> [STATED EXERCISE]: Beneath this task is a listing; retype all of it exactly.

> [SUPPLIED MATERIAL]:
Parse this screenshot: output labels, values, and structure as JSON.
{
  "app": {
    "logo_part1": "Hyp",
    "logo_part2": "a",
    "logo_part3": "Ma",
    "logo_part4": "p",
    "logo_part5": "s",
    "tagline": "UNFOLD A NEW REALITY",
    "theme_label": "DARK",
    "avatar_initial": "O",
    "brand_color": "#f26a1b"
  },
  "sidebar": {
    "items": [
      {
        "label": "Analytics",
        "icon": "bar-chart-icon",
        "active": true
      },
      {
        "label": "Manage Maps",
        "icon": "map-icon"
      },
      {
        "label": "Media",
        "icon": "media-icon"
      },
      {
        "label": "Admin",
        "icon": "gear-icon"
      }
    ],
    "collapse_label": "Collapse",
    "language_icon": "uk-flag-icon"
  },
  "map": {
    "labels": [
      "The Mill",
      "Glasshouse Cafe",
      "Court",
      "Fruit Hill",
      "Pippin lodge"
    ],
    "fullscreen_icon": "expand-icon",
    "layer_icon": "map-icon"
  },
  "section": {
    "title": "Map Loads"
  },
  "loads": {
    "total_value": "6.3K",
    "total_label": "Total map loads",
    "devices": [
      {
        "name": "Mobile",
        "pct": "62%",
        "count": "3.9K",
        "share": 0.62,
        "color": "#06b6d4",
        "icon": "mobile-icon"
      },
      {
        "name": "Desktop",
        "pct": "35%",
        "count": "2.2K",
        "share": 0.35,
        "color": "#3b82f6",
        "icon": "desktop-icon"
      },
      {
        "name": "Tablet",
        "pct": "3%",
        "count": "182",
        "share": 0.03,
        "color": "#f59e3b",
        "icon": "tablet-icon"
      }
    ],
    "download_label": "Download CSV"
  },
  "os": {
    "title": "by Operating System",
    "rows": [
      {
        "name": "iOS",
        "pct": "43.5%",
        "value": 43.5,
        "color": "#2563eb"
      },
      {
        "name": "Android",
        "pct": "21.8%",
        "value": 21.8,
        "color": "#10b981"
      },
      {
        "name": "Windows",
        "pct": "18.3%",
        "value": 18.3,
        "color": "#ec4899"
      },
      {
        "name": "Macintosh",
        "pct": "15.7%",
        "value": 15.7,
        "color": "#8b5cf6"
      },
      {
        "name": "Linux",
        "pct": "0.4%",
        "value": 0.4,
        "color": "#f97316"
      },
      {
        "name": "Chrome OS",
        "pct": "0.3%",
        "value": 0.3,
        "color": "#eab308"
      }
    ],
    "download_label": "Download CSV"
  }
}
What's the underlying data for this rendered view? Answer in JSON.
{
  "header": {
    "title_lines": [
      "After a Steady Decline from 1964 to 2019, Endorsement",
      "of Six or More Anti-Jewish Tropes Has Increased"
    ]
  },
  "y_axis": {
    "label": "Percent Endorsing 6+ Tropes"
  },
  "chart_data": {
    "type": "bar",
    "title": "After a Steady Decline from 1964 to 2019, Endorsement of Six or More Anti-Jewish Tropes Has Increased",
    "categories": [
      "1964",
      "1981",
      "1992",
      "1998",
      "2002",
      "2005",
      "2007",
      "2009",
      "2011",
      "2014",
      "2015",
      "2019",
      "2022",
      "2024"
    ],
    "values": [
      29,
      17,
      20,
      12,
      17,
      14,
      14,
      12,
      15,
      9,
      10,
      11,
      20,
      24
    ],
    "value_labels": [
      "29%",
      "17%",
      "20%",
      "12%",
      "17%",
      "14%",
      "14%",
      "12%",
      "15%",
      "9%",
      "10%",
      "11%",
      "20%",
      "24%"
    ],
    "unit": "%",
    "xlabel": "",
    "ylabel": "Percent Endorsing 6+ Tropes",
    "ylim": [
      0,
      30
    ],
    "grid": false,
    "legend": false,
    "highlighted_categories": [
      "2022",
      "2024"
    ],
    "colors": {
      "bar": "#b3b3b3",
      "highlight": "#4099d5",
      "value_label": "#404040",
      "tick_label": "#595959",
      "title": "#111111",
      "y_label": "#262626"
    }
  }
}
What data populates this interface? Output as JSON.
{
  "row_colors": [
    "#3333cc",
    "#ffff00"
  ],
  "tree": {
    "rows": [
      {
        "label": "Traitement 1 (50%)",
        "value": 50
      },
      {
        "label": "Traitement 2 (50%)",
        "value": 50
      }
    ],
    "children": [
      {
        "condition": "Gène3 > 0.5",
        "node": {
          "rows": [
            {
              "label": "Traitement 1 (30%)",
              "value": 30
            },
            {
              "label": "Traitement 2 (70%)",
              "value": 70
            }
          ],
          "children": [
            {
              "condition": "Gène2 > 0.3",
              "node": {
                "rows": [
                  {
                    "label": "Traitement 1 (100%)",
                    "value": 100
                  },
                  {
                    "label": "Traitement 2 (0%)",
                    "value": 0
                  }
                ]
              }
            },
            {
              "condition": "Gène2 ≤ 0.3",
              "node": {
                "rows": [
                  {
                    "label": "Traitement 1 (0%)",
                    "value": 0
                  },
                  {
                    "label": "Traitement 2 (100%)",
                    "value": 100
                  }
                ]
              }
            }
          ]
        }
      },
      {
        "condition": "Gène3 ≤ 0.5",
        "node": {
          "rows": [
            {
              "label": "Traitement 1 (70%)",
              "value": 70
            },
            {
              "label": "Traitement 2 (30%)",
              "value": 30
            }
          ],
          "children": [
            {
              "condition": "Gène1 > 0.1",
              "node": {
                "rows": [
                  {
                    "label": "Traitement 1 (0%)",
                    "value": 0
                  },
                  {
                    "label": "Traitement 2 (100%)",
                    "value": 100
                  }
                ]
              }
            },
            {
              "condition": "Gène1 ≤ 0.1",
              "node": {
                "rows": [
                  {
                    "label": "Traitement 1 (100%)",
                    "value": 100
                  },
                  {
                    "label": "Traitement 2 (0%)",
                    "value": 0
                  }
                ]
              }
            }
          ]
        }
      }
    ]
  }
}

> [EXPECTED ANSWER]:
Parse this screenshot: output labels, values, and structure as JSON.
{
  "app": {
    "logo_part1": "Hyp",
    "logo_part2": "a",
    "logo_part3": "Ma",
    "logo_part4": "p",
    "logo_part5": "s",
    "tagline": "UNFOLD A NEW REALITY",
    "theme_label": "DARK",
    "avatar_initial": "O",
    "brand_color": "#f26a1b"
  },
  "sidebar": {
    "items": [
      {
        "label": "Analytics",
        "icon": "bar-chart-icon",
        "active": true
      },
      {
        "label": "Manage Maps",
        "icon": "map-icon"
      },
      {
        "label": "Media",
        "icon": "media-icon"
      },
      {
        "label": "Admin",
        "icon": "gear-icon"
      }
    ],
    "collapse_label": "Collapse",
    "language_icon": "uk-flag-icon"
  },
  "map": {
    "labels": [
      "The Mill",
      "Glasshouse Cafe",
      "Court",
      "Fruit Hill",
      "Pippin lodge"
    ],
    "fullscreen_icon": "expand-icon",
    "layer_icon": "map-icon"
  },
  "section": {
    "title": "Map Loads"
  },
  "loads": {
    "total_value": "6.3K",
    "total_label": "Total map loads",
    "devices": [
      {
        "name": "Mobile",
        "pct": "62%",
        "count": "3.9K",
        "share": 0.62,
        "color": "#06b6d4",
        "icon": "mobile-icon"
      },
      {
        "name": "Desktop",
        "pct": "35%",
        "count": "2.2K",
        "share": 0.35,
        "color": "#3b82f6",
        "icon": "desktop-icon"
      },
      {
        "name": "Tablet",
        "pct": "3%",
        "count": "182",
        "share": 0.03,
        "color": "#f59e3b",
        "icon": "tablet-icon"
      }
    ],
    "download_label": "Download CSV"
  },
  "os": {
    "title": "by Operating System",
    "rows": [
      {
        "name": "iOS",
        "pct": "43.5%",
        "value": 43.5,
        "color": "#2563eb"
      },
      {
        "name": "Android",
        "pct": "21.8%",
        "value": 21.8,
        "color": "#10b981"
      },
      {
        "name": "Windows",
        "pct": "18.3%",
        "value": 18.3,
        "color": "#ec4899"
      },
      {
        "name": "Macintosh",
        "pct": "15.7%",
        "value": 15.7,
        "color": "#8b5cf6"
      },
      {
        "name": "Linux",
        "pct": "0.4%",
        "value": 0.4,
        "color": "#f97316"
      },
      {
        "name": "Chrome OS",
        "pct": "0.3%",
        "value": 0.3,
        "color": "#eab308"
      }
    ],
    "download_label": "Download CSV"
  }
}
What's the underlying data for this rendered view? Answer in JSON.
{
  "header": {
    "title_lines": [
      "After a Steady Decline from 1964 to 2019, Endorsement",
      "of Six or More Anti-Jewish Tropes Has Increased"
    ]
  },
  "y_axis": {
    "label": "Percent Endorsing 6+ Tropes"
  },
  "chart_data": {
    "type": "bar",
    "title": "After a Steady Decline from 1964 to 2019, Endorsement of Six or More Anti-Jewish Tropes Has Increased",
    "categories": [
      "1964",
      "1981",
      "1992",
      "1998",
      "2002",
      "2005",
      "2007",
      "2009",
      "2011",
      "2014",
      "2015",
      "2019",
      "2022",
      "2024"
    ],
    "values": [
      29,
      17,
      20,
      12,
      17,
      14,
      14,
      12,
      15,
      9,
      10,
      11,
      20,
      24
    ],
    "value_labels": [
      "29%",
      "17%",
      "20%",
      "12%",
      "17%",
      "14%",
      "14%",
      "12%",
      "15%",
      "9%",
      "10%",
      "11%",
      "20%",
      "24%"
    ],
    "unit": "%",
    "xlabel": "",
    "ylabel": "Percent Endorsing 6+ Tropes",
    "ylim": [
      0,
      30
    ],
    "grid": false,
    "legend": false,
    "highlighted_categories": [
      "2022",
      "2024"
    ],
    "colors": {
      "bar": "#b3b3b3",
      "highlight": "#4099d5",
      "value_label": "#404040",
      "tick_label": "#595959",
      "title": "#111111",
      "y_label": "#262626"
    }
  }
}
What data populates this interface? Output as JSON.
{
  "row_colors": [
    "#3333cc",
    "#ffff00"
  ],
  "tree": {
    "rows": [
      {
        "label": "Traitement 1 (50%)",
        "value": 50
      },
      {
        "label": "Traitement 2 (50%)",
        "value": 50
      }
    ],
    "children": [
      {
        "condition": "Gène3 > 0.5",
        "node": {
          "rows": [
            {
              "label": "Traitement 1 (30%)",
              "value": 30
            },
            {
              "label": "Traitement 2 (70%)",
              "value": 70
            }
          ],
          "children": [
            {
              "condition": "Gène2 > 0.3",
              "node": {
                "rows": [
                  {
                    "label": "Traitement 1 (100%)",
                    "value": 100
                  },
                  {
                    "label": "Traitement 2 (0%)",
                    "value": 0
                  }
                ]
              }
            },
            {
              "condition": "Gène2 ≤ 0.3",
              "node": {
                "rows": [
                  {
                    "label": "Traitement 1 (0%)",
                    "value": 0
                  },
                  {
                    "label": "Traitement 2 (100%)",
                    "value": 100
                  }
                ]
              }
            }
          ]
        }
      },
      {
        "condition": "Gène3 ≤ 0.5",
        "node": {
          "rows": [
            {
              "label": "Traitement 1 (70%)",
              "value": 70
            },
            {
              "label": "Traitement 2 (30%)",
              "value": 30
            }
          ],
          "children": [
            {
              "condition": "Gène1 > 0.1",
              "node": {
                "rows": [
                  {
                    "label": "Traitement 1 (0%)",
                    "value": 0
                  },
                  {
                    "label": "Traitement 2 (100%)",
                    "value": 100
                  }
                ]
              }
            },
            {
              "condition": "Gène1 ≤ 0.1",
              "node": {
                "rows": [
                  {
                    "label": "Traitement 1 (100%)",
                    "value": 100
                  },
                  {
                    "label": "Traitement 2 (0%)",
                    "value": 0
                  }
                ]
              }
            }
          ]
        }
      }
    ]
  }
}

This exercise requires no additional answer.